WHAT IS NEEDED -
Using the data below, copy each line that includes the word "look".

RECORDS FOR THE EXERCISE -
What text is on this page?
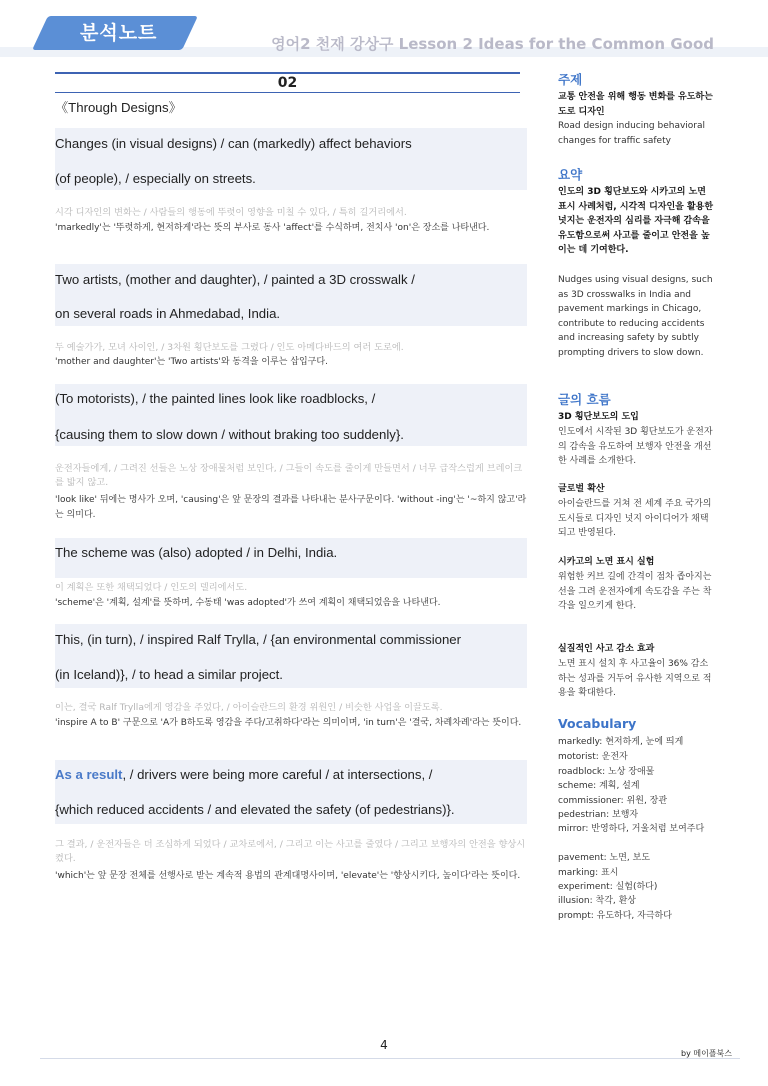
분석노트	영어2 천재 강상구 Lesson 2 Ideas for the Common Good
02
《Through Designs》
Changes (in visual designs) / can (markedly) affect behaviors
(of people), / especially on streets.
시각 디자인의 변화는 / 사람들의 행동에 뚜렷이 영향을 미칠 수 있다, / 특히 길거리에서.
'markedly'는 '뚜렷하게, 현저하게'라는 뜻의 부사로 동사 'affect'를 수식하며, 전치사 'on'은 장소를 나타낸다.
Two artists, (mother and daughter), / painted a 3D crosswalk /
on several roads in Ahmedabad, India.
두 예술가가, 모녀 사이인, / 3차원 횡단보도를 그렸다 / 인도 아메다바드의 여러 도로에.
'mother and daughter'는 'Two artists'와 동격을 이루는 삽입구다.
(To motorists), / the painted lines look like roadblocks, /
{causing them to slow down / without braking too suddenly}.
운전자들에게, / 그려진 선들은 노상 장애물처럼 보인다, / 그들이 속도를 줄이게 만들면서 / 너무 급작스럽게 브레이크를 밟지 않고.
'look like' 뒤에는 명사가 오며, 'causing'은 앞 문장의 결과를 나타내는 분사구문이다. 'without -ing'는 '~하지 않고'라는 의미다.
The scheme was (also) adopted / in Delhi, India.
이 계획은 또한 채택되었다 / 인도의 델리에서도.
'scheme'은 '계획, 설계'를 뜻하며, 수동태 'was adopted'가 쓰여 계획이 채택되었음을 나타낸다.
This, (in turn), / inspired Ralf Trylla, / {an environmental commissioner
(in Iceland)}, / to head a similar project.
이는, 결국 Ralf Trylla에게 영감을 주었다, / 아이슬란드의 환경 위원인 / 비슷한 사업을 이끌도록.
'inspire A to B' 구문으로 'A가 B하도록 영감을 주다/고취하다'라는 의미이며, 'in turn'은 '결국, 차례차례'라는 뜻이다.
As a result, / drivers were being more careful / at intersections, /
{which reduced accidents / and elevated the safety (of pedestrians)}.
그 결과, / 운전자들은 더 조심하게 되었다 / 교차로에서, / 그리고 이는 사고를 줄였다 / 그리고 보행자의 안전을 향상시켰다.
'which'는 앞 문장 전체를 선행사로 받는 계속적 용법의 관계대명사이며, 'elevate'는 '향상시키다, 높이다'라는 뜻이다.
주제
교통 안전을 위해 행동 변화를 유도하는 도로 디자인
Road design inducing behavioral changes for traffic safety
요약
인도의 3D 횡단보도와 시카고의 노면 표시 사례처럼, 시각적 디자인을 활용한 넛지는 운전자의 심리를 자극해 감속을 유도함으로써 사고를 줄이고 안전을 높이는 데 기여한다.
Nudges using visual designs, such as 3D crosswalks in India and pavement markings in Chicago, contribute to reducing accidents and increasing safety by subtly prompting drivers to slow down.
글의 흐름
3D 횡단보도의 도입
인도에서 시작된 3D 횡단보도가 운전자의 감속을 유도하여 보행자 안전을 개선한 사례를 소개한다.
글로벌 확산
아이슬란드를 거쳐 전 세계 주요 국가의 도시들로 디자인 넛지 아이디어가 채택되고 반영된다.
시카고의 노면 표시 실험
위험한 커브 길에 간격이 점차 좁아지는 선을 그려 운전자에게 속도감을 주는 착각을 일으키게 한다.
실질적인 사고 감소 효과
노면 표시 설치 후 사고율이 36% 감소하는 성과를 거두어 유사한 지역으로 적용을 확대한다.
Vocabulary
markedly: 현저하게, 눈에 띄게
motorist: 운전자
roadblock: 노상 장애물
scheme: 계획, 설계
commissioner: 위원, 장관
pedestrian: 보행자
mirror: 반영하다, 거울처럼 보여주다
pavement: 노면, 보도
marking: 표시
experiment: 실험(하다)
illusion: 착각, 환상
prompt: 유도하다, 자극하다
4
by 메이플북스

SOLUTION -
(To motorists), / the painted lines look like roadblocks, /
'look like' 뒤에는 명사가 오며, 'causing'은 앞 문장의 결과를 나타내는 분사구문이다. 'without -ing'는 '~하지 않고'라는 의미다.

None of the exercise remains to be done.